*MATERIAL FOR THIS TASK*
"""

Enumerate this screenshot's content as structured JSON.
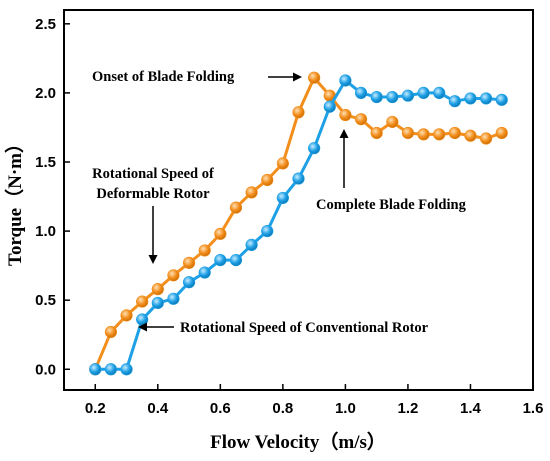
{
  "chart_data": {
    "type": "line",
    "xlabel": "Flow Velocity（m/s）",
    "ylabel": "Torque（N·m）",
    "xlim": [
      0.1,
      1.6
    ],
    "ylim": [
      -0.15,
      2.6
    ],
    "xticks": [
      "0.2",
      "0.4",
      "0.6",
      "0.8",
      "1.0",
      "1.2",
      "1.4",
      "1.6"
    ],
    "yticks": [
      "0.0",
      "0.5",
      "1.0",
      "1.5",
      "2.0",
      "2.5"
    ],
    "grid": false,
    "series": [
      {
        "color": "#f28e1c",
        "x": [
          0.2,
          0.25,
          0.3,
          0.35,
          0.4,
          0.45,
          0.5,
          0.55,
          0.6,
          0.65,
          0.7,
          0.75,
          0.8,
          0.85,
          0.9,
          0.95,
          1.0,
          1.05,
          1.1,
          1.15,
          1.2,
          1.25,
          1.3,
          1.35,
          1.4,
          1.45,
          1.5
        ],
        "y": [
          0.0,
          0.27,
          0.39,
          0.49,
          0.58,
          0.68,
          0.77,
          0.86,
          0.98,
          1.17,
          1.28,
          1.37,
          1.49,
          1.86,
          2.11,
          1.98,
          1.84,
          1.81,
          1.71,
          1.79,
          1.71,
          1.7,
          1.7,
          1.71,
          1.69,
          1.67,
          1.71
        ]
      },
      {
        "color": "#1ea0e6",
        "x": [
          0.2,
          0.25,
          0.3,
          0.35,
          0.4,
          0.45,
          0.5,
          0.55,
          0.6,
          0.65,
          0.7,
          0.75,
          0.8,
          0.85,
          0.9,
          0.95,
          1.0,
          1.05,
          1.1,
          1.15,
          1.2,
          1.25,
          1.3,
          1.35,
          1.4,
          1.45,
          1.5
        ],
        "y": [
          0.0,
          0.0,
          0.0,
          0.36,
          0.48,
          0.51,
          0.63,
          0.7,
          0.79,
          0.79,
          0.9,
          1.0,
          1.24,
          1.38,
          1.6,
          1.9,
          2.09,
          2.0,
          1.97,
          1.97,
          1.98,
          2.0,
          2.0,
          1.94,
          1.96,
          1.96,
          1.95
        ]
      }
    ],
    "annotations": [
      {
        "text": "Onset of Blade Folding"
      },
      {
        "text": "Rotational Speed of"
      },
      {
        "text": "Deformable Rotor"
      },
      {
        "text": "Complete Blade Folding"
      },
      {
        "text": "Rotational Speed of Conventional Rotor"
      }
    ]
  }
}
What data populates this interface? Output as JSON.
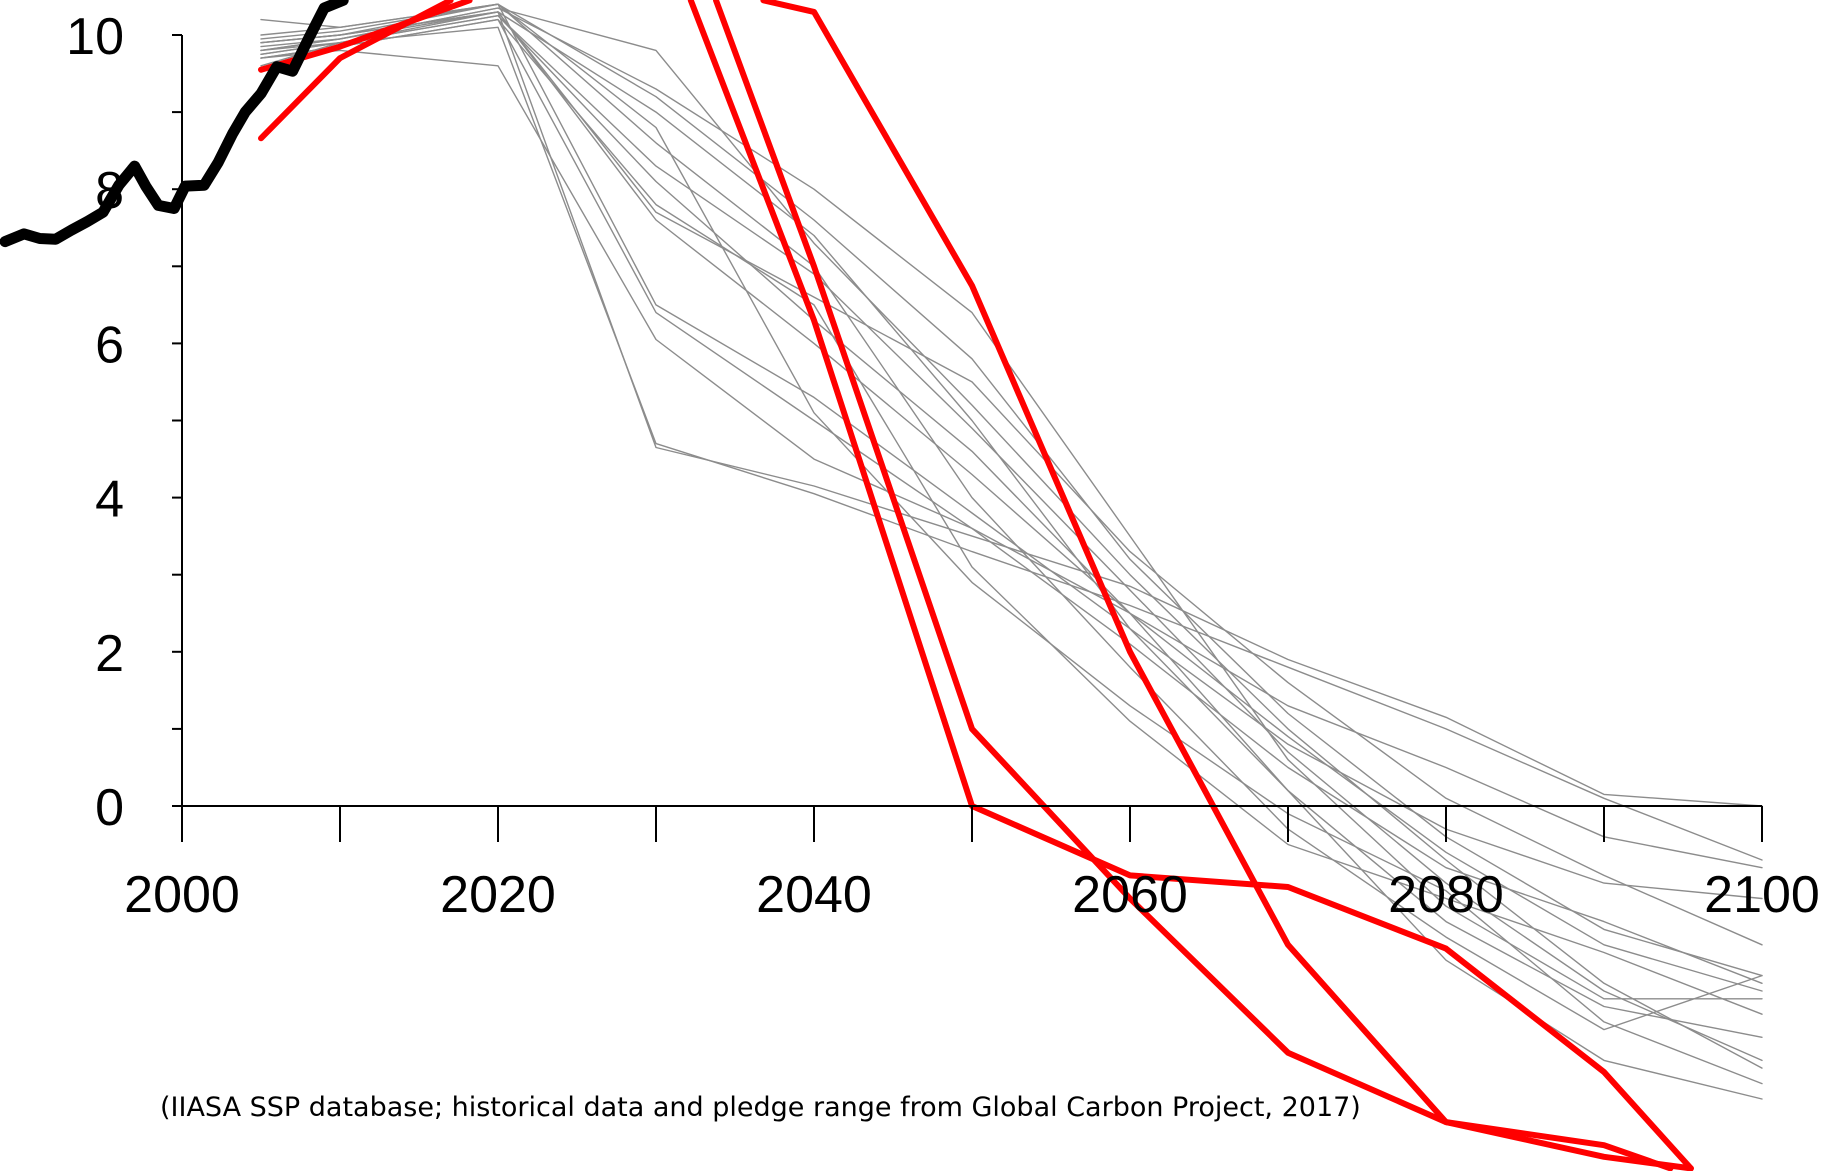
{
  "chart_data": {
    "type": "line",
    "title": "",
    "xlabel": "",
    "ylabel": "",
    "xlim": [
      1988.5,
      2105.8
    ],
    "ylim": [
      -4.7,
      10.45
    ],
    "x_ticks": [
      2000,
      2020,
      2040,
      2060,
      2080,
      2100
    ],
    "x_tick_labels": [
      "2000",
      "2020",
      "2040",
      "2060",
      "2080",
      "2100"
    ],
    "y_ticks": [
      0,
      2,
      4,
      6,
      8,
      10
    ],
    "y_tick_labels": [
      "0",
      "2",
      "4",
      "6",
      "8",
      "10"
    ],
    "grid": false,
    "legend": "none",
    "colors": {
      "historical": "#000000",
      "pathways_red": "#ff0000",
      "scenarios_grey": "#8c8c8c",
      "axis": "#000000"
    },
    "series": [
      {
        "group": "historical",
        "x": [
          1988.8,
          1990,
          1991,
          1992,
          1993,
          1994,
          1995,
          1996,
          1997,
          1997.7,
          1998.5,
          1999.5,
          2000.2,
          2001.4,
          2002.3,
          2003.2,
          2004,
          2005,
          2006,
          2007,
          2008,
          2009,
          2010.2
        ],
        "y": [
          7.32,
          7.42,
          7.36,
          7.35,
          7.47,
          7.58,
          7.7,
          8.05,
          8.3,
          8.04,
          7.79,
          7.75,
          8.04,
          8.05,
          8.35,
          8.72,
          9.0,
          9.24,
          9.59,
          9.53,
          9.95,
          10.35,
          10.45
        ]
      },
      {
        "group": "pathways_red",
        "x": [
          2005,
          2010,
          2018.2
        ],
        "y": [
          9.55,
          9.85,
          10.45
        ]
      },
      {
        "group": "pathways_red",
        "x": [
          2005,
          2010,
          2017
        ],
        "y": [
          8.66,
          9.7,
          10.45
        ]
      },
      {
        "group": "pathways_red",
        "x": [
          2033.8,
          2040,
          2050,
          2060,
          2070,
          2080,
          2090,
          2095.5
        ],
        "y": [
          10.45,
          7.0,
          1.0,
          -1.2,
          -3.2,
          -4.1,
          -4.55,
          -4.7
        ]
      },
      {
        "group": "pathways_red",
        "x": [
          2032.2,
          2040,
          2050,
          2060,
          2070,
          2080,
          2090,
          2095.5
        ],
        "y": [
          10.45,
          6.3,
          0.0,
          -0.9,
          -1.05,
          -1.85,
          -3.45,
          -4.7
        ]
      },
      {
        "group": "pathways_red",
        "x": [
          2036.8,
          2040,
          2050,
          2060,
          2070,
          2080,
          2090,
          2094.2
        ],
        "y": [
          10.45,
          10.3,
          6.75,
          2.0,
          -1.8,
          -4.1,
          -4.4,
          -4.7
        ]
      },
      {
        "group": "scenarios_grey",
        "x": [
          2005,
          2010,
          2020,
          2030,
          2040,
          2050,
          2060,
          2070,
          2080,
          2090,
          2100
        ],
        "y": [
          9.8,
          9.95,
          10.3,
          4.65,
          4.15,
          3.5,
          2.85,
          1.9,
          1.15,
          0.15,
          0.0
        ]
      },
      {
        "group": "scenarios_grey",
        "x": [
          2005,
          2010,
          2020,
          2030,
          2040,
          2050,
          2060,
          2070,
          2080,
          2090,
          2100
        ],
        "y": [
          9.6,
          9.9,
          10.1,
          4.7,
          4.05,
          3.3,
          2.6,
          1.8,
          1.0,
          0.1,
          -0.7
        ]
      },
      {
        "group": "scenarios_grey",
        "x": [
          2005,
          2010,
          2020,
          2030,
          2040,
          2050,
          2060,
          2070,
          2080,
          2090,
          2100
        ],
        "y": [
          9.7,
          9.8,
          9.6,
          6.05,
          4.5,
          3.6,
          2.5,
          1.3,
          0.5,
          -0.4,
          -0.8
        ]
      },
      {
        "group": "scenarios_grey",
        "x": [
          2005,
          2010,
          2020,
          2030,
          2040,
          2050,
          2060,
          2070,
          2080,
          2090,
          2100
        ],
        "y": [
          10.2,
          10.1,
          10.4,
          6.5,
          5.3,
          3.8,
          2.3,
          0.8,
          -0.3,
          -1.0,
          -1.2
        ]
      },
      {
        "group": "scenarios_grey",
        "x": [
          2005,
          2010,
          2020,
          2030,
          2040,
          2050,
          2060,
          2070,
          2080,
          2090,
          2100
        ],
        "y": [
          9.9,
          10.0,
          10.3,
          7.6,
          6.0,
          4.3,
          2.5,
          0.9,
          -0.6,
          -1.8,
          -2.4
        ]
      },
      {
        "group": "scenarios_grey",
        "x": [
          2005,
          2010,
          2020,
          2030,
          2040,
          2050,
          2060,
          2070,
          2080,
          2090,
          2100
        ],
        "y": [
          9.75,
          9.9,
          10.25,
          8.3,
          6.9,
          4.9,
          2.8,
          0.7,
          -1.0,
          -2.4,
          -3.3
        ]
      },
      {
        "group": "scenarios_grey",
        "x": [
          2005,
          2010,
          2020,
          2030,
          2040,
          2050,
          2060,
          2070,
          2080,
          2090,
          2100
        ],
        "y": [
          10.0,
          10.1,
          10.4,
          9.2,
          7.6,
          5.8,
          3.2,
          1.2,
          -0.4,
          -1.6,
          -2.2
        ]
      },
      {
        "group": "scenarios_grey",
        "x": [
          2005,
          2010,
          2020,
          2030,
          2040,
          2050,
          2060,
          2070,
          2080,
          2090,
          2100
        ],
        "y": [
          9.8,
          9.95,
          10.35,
          9.8,
          7.3,
          5.2,
          3.0,
          1.0,
          -0.7,
          -2.3,
          -3.4
        ]
      },
      {
        "group": "scenarios_grey",
        "x": [
          2005,
          2010,
          2020,
          2030,
          2040,
          2050,
          2060,
          2070,
          2080,
          2090,
          2100
        ],
        "y": [
          9.7,
          9.85,
          10.2,
          7.8,
          6.5,
          3.1,
          1.1,
          -0.5,
          -1.2,
          -1.9,
          -2.7
        ]
      },
      {
        "group": "scenarios_grey",
        "x": [
          2005,
          2010,
          2020,
          2030,
          2040,
          2050,
          2060,
          2070,
          2080,
          2090,
          2100
        ],
        "y": [
          9.9,
          10.0,
          10.3,
          9.0,
          7.4,
          5.0,
          2.3,
          0.2,
          -1.5,
          -2.6,
          -3.0
        ]
      },
      {
        "group": "scenarios_grey",
        "x": [
          2005,
          2010,
          2020,
          2030,
          2040,
          2050,
          2060,
          2070,
          2080,
          2090,
          2100
        ],
        "y": [
          9.85,
          9.95,
          10.35,
          9.3,
          8.0,
          6.4,
          3.5,
          0.6,
          -1.3,
          -2.5,
          -2.5
        ]
      },
      {
        "group": "scenarios_grey",
        "x": [
          2005,
          2010,
          2020,
          2030,
          2040,
          2050,
          2060,
          2070,
          2080,
          2090,
          2100
        ],
        "y": [
          9.75,
          9.9,
          10.25,
          8.1,
          6.3,
          4.6,
          2.5,
          0.2,
          -2.0,
          -3.3,
          -3.8
        ]
      },
      {
        "group": "scenarios_grey",
        "x": [
          2005,
          2010,
          2020,
          2030,
          2040,
          2050,
          2060,
          2070,
          2080,
          2090,
          2100
        ],
        "y": [
          9.95,
          10.05,
          10.4,
          8.8,
          5.1,
          2.9,
          1.3,
          -0.1,
          -1.1,
          -2.8,
          -3.6
        ]
      },
      {
        "group": "scenarios_grey",
        "x": [
          2005,
          2010,
          2020,
          2030,
          2040,
          2050,
          2060,
          2070,
          2080,
          2090,
          2100
        ],
        "y": [
          9.8,
          9.9,
          10.3,
          7.7,
          6.6,
          5.5,
          3.3,
          1.6,
          0.1,
          -0.9,
          -1.8
        ]
      },
      {
        "group": "scenarios_grey",
        "x": [
          2005,
          2010,
          2020,
          2030,
          2040,
          2050,
          2060,
          2070,
          2080,
          2090,
          2100
        ],
        "y": [
          9.7,
          9.85,
          10.2,
          6.4,
          5.0,
          3.6,
          2.1,
          0.5,
          -0.8,
          -1.5,
          -2.3
        ]
      },
      {
        "group": "scenarios_grey",
        "x": [
          2005,
          2010,
          2020,
          2030,
          2040,
          2050,
          2060,
          2070,
          2080,
          2090,
          2100
        ],
        "y": [
          9.9,
          10.0,
          10.4,
          8.6,
          7.0,
          4.0,
          1.8,
          -0.3,
          -1.7,
          -2.9,
          -2.2
        ]
      }
    ]
  },
  "source_note": "(IIASA SSP database; historical data and pledge range from Global Carbon Project, 2017)"
}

"""

*TASK STATEMENT*
Identify the lines of the data that contain the word "Rotational". Copy each of them.

*OUTPUT OF THE TASK*
        "text": "Rotational Speed of"
        "text": "Rotational Speed of Conventional Rotor"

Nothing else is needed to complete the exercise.